* [Task objective]
Find and return each line containing "including".

++++

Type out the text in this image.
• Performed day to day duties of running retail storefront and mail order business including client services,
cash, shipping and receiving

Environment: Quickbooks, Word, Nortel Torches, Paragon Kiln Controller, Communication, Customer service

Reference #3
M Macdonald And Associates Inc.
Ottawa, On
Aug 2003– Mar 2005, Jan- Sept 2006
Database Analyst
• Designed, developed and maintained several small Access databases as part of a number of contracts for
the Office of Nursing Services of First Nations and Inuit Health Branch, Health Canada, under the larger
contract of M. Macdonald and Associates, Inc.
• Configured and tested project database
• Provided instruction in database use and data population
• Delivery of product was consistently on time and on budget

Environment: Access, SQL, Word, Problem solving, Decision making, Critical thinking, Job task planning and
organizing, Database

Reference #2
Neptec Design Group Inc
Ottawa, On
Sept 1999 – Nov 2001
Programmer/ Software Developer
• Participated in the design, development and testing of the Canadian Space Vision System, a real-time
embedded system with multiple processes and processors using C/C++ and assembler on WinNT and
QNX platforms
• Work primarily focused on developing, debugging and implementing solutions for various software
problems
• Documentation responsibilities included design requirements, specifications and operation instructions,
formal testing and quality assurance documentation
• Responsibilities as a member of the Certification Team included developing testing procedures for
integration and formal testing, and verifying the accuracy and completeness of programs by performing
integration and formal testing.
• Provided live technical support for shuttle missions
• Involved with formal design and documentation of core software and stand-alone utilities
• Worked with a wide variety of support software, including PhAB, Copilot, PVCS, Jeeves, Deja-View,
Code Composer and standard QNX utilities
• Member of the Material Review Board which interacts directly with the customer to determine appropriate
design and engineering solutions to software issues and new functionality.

++++

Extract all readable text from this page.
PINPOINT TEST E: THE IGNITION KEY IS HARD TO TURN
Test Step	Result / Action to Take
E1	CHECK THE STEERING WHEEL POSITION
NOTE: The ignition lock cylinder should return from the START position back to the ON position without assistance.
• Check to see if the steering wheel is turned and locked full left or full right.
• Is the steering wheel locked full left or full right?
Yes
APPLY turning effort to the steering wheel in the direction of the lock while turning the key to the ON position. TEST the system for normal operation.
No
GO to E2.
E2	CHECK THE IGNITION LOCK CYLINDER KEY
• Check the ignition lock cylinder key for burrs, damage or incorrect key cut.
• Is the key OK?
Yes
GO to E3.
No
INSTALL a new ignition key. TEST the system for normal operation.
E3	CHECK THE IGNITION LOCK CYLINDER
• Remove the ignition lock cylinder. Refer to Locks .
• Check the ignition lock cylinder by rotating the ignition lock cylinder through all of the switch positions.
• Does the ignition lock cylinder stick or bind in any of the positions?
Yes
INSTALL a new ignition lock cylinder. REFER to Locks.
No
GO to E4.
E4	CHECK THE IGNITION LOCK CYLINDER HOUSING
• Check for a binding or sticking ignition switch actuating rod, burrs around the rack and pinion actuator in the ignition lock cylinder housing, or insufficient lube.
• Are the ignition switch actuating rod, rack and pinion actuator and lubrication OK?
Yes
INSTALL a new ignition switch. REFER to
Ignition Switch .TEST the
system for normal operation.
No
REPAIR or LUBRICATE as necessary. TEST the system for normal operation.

++++

* [Task result]
• Performed day to day duties of running retail storefront and mail order business including client services,
• Worked with a wide variety of support software, including PhAB, Copilot, PVCS, Jeeves, Deja-View,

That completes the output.